SET EXERCISE
Write out all the entries word for word, but skip any images.

-- Start of RECORDS SHOWN --

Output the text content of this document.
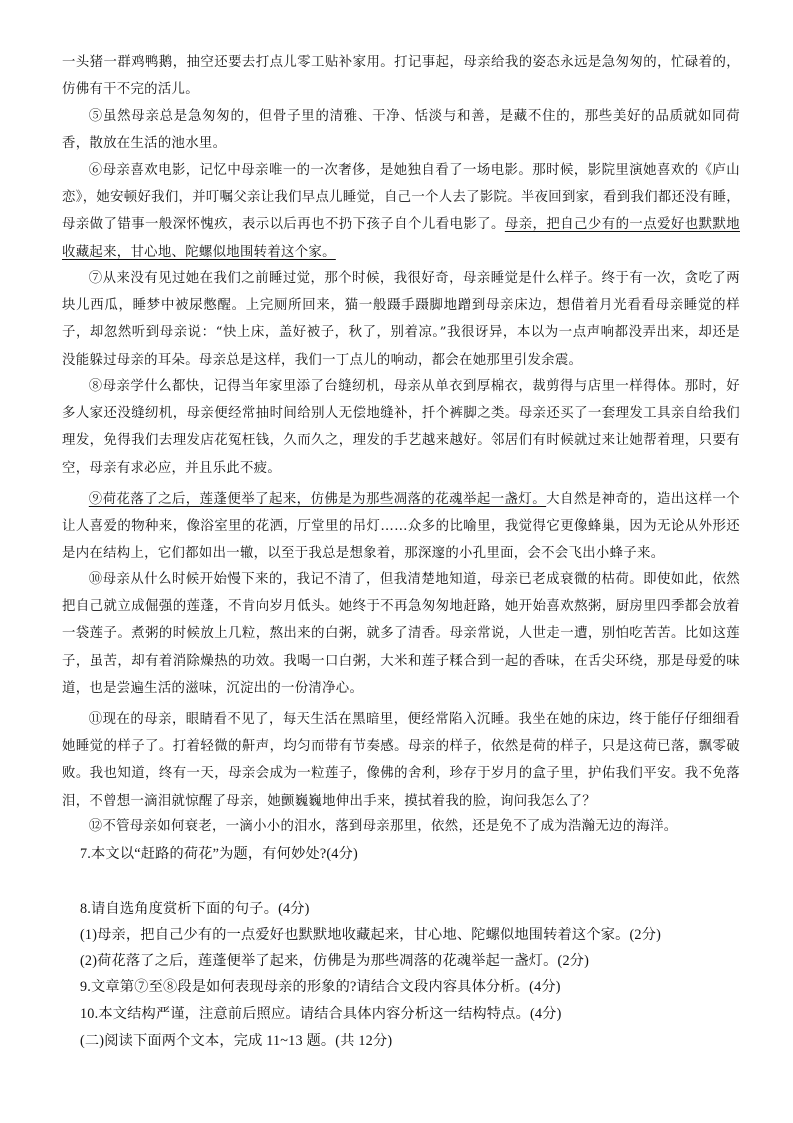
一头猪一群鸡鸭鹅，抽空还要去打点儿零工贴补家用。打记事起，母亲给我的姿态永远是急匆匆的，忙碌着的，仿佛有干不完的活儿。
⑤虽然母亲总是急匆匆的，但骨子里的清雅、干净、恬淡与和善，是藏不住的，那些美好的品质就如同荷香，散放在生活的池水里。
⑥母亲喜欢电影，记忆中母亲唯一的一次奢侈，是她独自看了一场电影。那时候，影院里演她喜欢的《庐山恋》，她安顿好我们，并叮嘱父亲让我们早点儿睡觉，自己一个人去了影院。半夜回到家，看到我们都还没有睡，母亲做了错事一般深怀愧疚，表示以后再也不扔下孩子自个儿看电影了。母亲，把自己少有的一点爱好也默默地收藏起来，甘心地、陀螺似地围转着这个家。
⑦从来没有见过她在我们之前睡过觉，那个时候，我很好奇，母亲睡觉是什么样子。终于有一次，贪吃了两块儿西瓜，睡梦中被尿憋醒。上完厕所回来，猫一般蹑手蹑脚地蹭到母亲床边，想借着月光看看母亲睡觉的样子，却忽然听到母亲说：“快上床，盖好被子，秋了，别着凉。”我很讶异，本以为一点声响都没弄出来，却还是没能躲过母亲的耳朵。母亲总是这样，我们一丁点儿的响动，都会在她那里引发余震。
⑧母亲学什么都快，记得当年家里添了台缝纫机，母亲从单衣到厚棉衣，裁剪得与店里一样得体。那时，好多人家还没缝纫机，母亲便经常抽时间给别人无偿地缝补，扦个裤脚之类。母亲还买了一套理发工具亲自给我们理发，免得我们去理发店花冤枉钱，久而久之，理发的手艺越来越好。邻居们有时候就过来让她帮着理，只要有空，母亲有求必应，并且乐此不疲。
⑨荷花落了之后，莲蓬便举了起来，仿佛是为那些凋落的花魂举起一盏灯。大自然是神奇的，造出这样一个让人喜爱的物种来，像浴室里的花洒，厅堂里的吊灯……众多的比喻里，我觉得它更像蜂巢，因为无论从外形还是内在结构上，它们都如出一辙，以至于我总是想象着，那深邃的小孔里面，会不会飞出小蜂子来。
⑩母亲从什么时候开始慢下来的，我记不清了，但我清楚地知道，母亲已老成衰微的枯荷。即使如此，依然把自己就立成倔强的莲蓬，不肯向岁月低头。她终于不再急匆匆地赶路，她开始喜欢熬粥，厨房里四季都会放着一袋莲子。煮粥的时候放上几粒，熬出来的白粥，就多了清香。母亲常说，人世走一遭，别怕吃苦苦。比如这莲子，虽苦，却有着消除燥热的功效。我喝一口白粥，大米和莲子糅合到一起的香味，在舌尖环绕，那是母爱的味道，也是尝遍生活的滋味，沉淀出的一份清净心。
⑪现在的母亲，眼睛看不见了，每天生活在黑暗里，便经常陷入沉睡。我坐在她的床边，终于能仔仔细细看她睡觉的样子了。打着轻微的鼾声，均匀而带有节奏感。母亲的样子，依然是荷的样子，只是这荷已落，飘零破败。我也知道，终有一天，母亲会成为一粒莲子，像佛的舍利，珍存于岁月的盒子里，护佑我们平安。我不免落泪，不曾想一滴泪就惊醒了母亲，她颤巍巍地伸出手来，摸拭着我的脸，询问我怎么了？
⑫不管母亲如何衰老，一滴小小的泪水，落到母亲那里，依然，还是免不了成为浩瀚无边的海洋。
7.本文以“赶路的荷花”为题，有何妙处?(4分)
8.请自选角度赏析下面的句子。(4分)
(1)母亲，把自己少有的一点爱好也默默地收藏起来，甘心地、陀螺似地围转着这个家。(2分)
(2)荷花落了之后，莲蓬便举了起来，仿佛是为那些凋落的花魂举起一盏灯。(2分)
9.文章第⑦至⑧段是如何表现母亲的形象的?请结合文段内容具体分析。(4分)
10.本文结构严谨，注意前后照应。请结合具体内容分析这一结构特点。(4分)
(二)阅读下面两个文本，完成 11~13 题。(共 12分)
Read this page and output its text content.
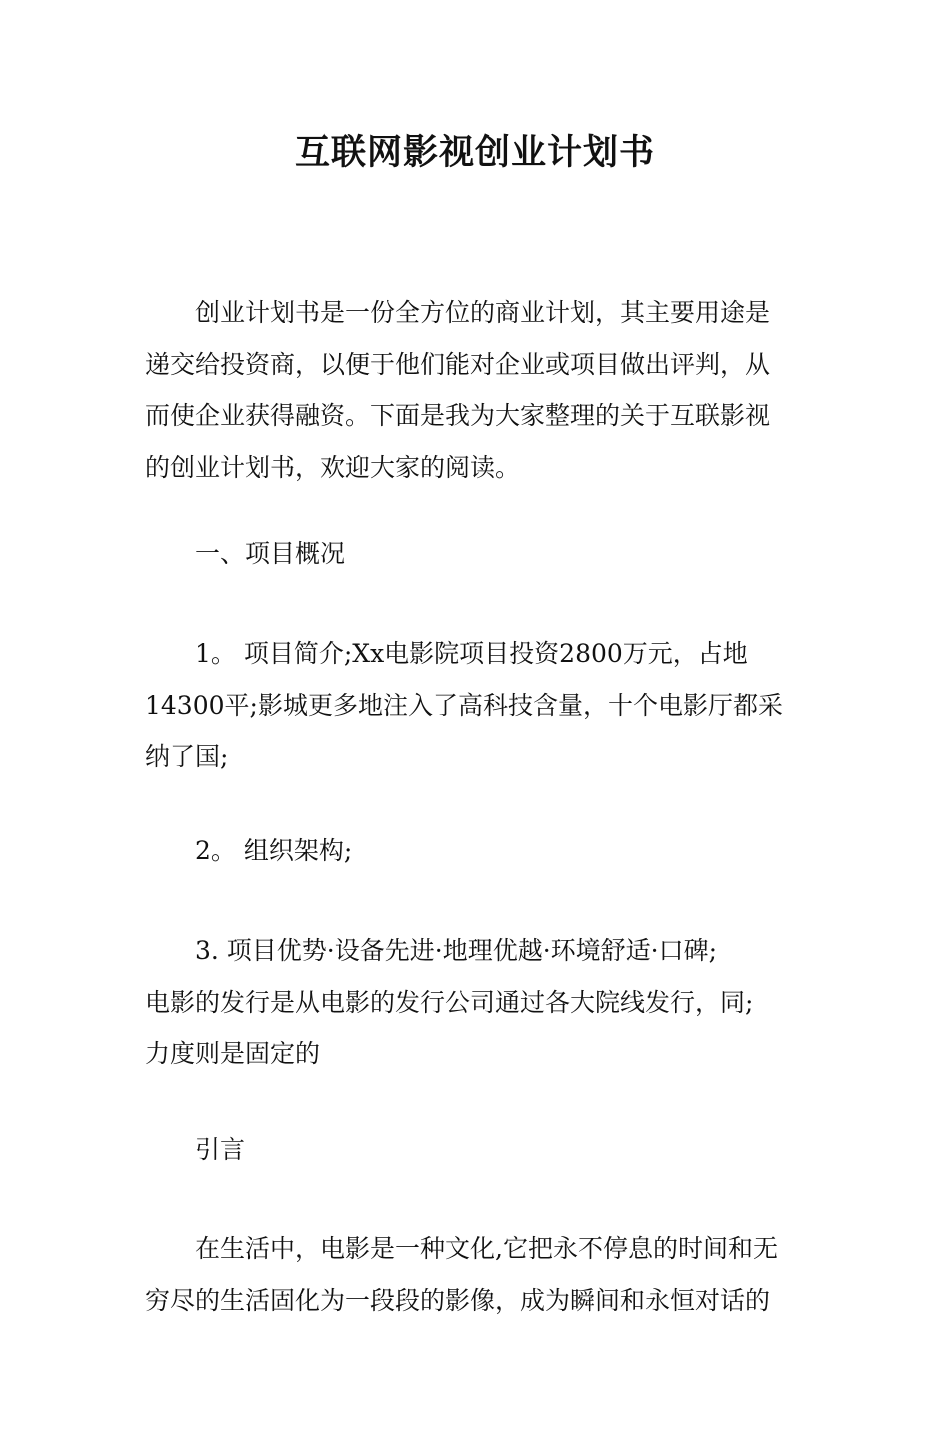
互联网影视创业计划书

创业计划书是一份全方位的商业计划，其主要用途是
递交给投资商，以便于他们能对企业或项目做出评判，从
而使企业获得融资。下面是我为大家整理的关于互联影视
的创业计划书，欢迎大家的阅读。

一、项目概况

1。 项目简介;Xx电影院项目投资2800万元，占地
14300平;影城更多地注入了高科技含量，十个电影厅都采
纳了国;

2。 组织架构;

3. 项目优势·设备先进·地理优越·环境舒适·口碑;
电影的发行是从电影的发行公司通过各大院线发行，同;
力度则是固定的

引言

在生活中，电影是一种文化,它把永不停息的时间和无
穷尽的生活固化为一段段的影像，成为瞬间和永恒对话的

-- End of RECORDS SHOWN --

COMPLETE ANSWER
Output the text content of this document.
一头猪一群鸡鸭鹅，抽空还要去打点儿零工贴补家用。打记事起，母亲给我的姿态永远是急匆匆的，忙碌着的，仿佛有干不完的活儿。
⑤虽然母亲总是急匆匆的，但骨子里的清雅、干净、恬淡与和善，是藏不住的，那些美好的品质就如同荷香，散放在生活的池水里。
⑥母亲喜欢电影，记忆中母亲唯一的一次奢侈，是她独自看了一场电影。那时候，影院里演她喜欢的《庐山恋》，她安顿好我们，并叮嘱父亲让我们早点儿睡觉，自己一个人去了影院。半夜回到家，看到我们都还没有睡，母亲做了错事一般深怀愧疚，表示以后再也不扔下孩子自个儿看电影了。母亲，把自己少有的一点爱好也默默地收藏起来，甘心地、陀螺似地围转着这个家。
⑦从来没有见过她在我们之前睡过觉，那个时候，我很好奇，母亲睡觉是什么样子。终于有一次，贪吃了两块儿西瓜，睡梦中被尿憋醒。上完厕所回来，猫一般蹑手蹑脚地蹭到母亲床边，想借着月光看看母亲睡觉的样子，却忽然听到母亲说：“快上床，盖好被子，秋了，别着凉。”我很讶异，本以为一点声响都没弄出来，却还是没能躲过母亲的耳朵。母亲总是这样，我们一丁点儿的响动，都会在她那里引发余震。
⑧母亲学什么都快，记得当年家里添了台缝纫机，母亲从单衣到厚棉衣，裁剪得与店里一样得体。那时，好多人家还没缝纫机，母亲便经常抽时间给别人无偿地缝补，扦个裤脚之类。母亲还买了一套理发工具亲自给我们理发，免得我们去理发店花冤枉钱，久而久之，理发的手艺越来越好。邻居们有时候就过来让她帮着理，只要有空，母亲有求必应，并且乐此不疲。
⑨荷花落了之后，莲蓬便举了起来，仿佛是为那些凋落的花魂举起一盏灯。大自然是神奇的，造出这样一个让人喜爱的物种来，像浴室里的花洒，厅堂里的吊灯……众多的比喻里，我觉得它更像蜂巢，因为无论从外形还是内在结构上，它们都如出一辙，以至于我总是想象着，那深邃的小孔里面，会不会飞出小蜂子来。
⑩母亲从什么时候开始慢下来的，我记不清了，但我清楚地知道，母亲已老成衰微的枯荷。即使如此，依然把自己就立成倔强的莲蓬，不肯向岁月低头。她终于不再急匆匆地赶路，她开始喜欢熬粥，厨房里四季都会放着一袋莲子。煮粥的时候放上几粒，熬出来的白粥，就多了清香。母亲常说，人世走一遭，别怕吃苦苦。比如这莲子，虽苦，却有着消除燥热的功效。我喝一口白粥，大米和莲子糅合到一起的香味，在舌尖环绕，那是母爱的味道，也是尝遍生活的滋味，沉淀出的一份清净心。
⑪现在的母亲，眼睛看不见了，每天生活在黑暗里，便经常陷入沉睡。我坐在她的床边，终于能仔仔细细看她睡觉的样子了。打着轻微的鼾声，均匀而带有节奏感。母亲的样子，依然是荷的样子，只是这荷已落，飘零破败。我也知道，终有一天，母亲会成为一粒莲子，像佛的舍利，珍存于岁月的盒子里，护佑我们平安。我不免落泪，不曾想一滴泪就惊醒了母亲，她颤巍巍地伸出手来，摸拭着我的脸，询问我怎么了？
⑫不管母亲如何衰老，一滴小小的泪水，落到母亲那里，依然，还是免不了成为浩瀚无边的海洋。
7.本文以“赶路的荷花”为题，有何妙处?(4分)
8.请自选角度赏析下面的句子。(4分)
(1)母亲，把自己少有的一点爱好也默默地收藏起来，甘心地、陀螺似地围转着这个家。(2分)
(2)荷花落了之后，莲蓬便举了起来，仿佛是为那些凋落的花魂举起一盏灯。(2分)
9.文章第⑦至⑧段是如何表现母亲的形象的?请结合文段内容具体分析。(4分)
10.本文结构严谨，注意前后照应。请结合具体内容分析这一结构特点。(4分)
(二)阅读下面两个文本，完成 11~13 题。(共 12分)
Read this page and output its text content.
互联网影视创业计划书

创业计划书是一份全方位的商业计划，其主要用途是
递交给投资商，以便于他们能对企业或项目做出评判，从
而使企业获得融资。下面是我为大家整理的关于互联影视
的创业计划书，欢迎大家的阅读。

一、项目概况

1。 项目简介;Xx电影院项目投资2800万元，占地
14300平;影城更多地注入了高科技含量，十个电影厅都采
纳了国;

2。 组织架构;

3. 项目优势·设备先进·地理优越·环境舒适·口碑;
电影的发行是从电影的发行公司通过各大院线发行，同;
力度则是固定的

引言

在生活中，电影是一种文化,它把永不停息的时间和无
穷尽的生活固化为一段段的影像，成为瞬间和永恒对话的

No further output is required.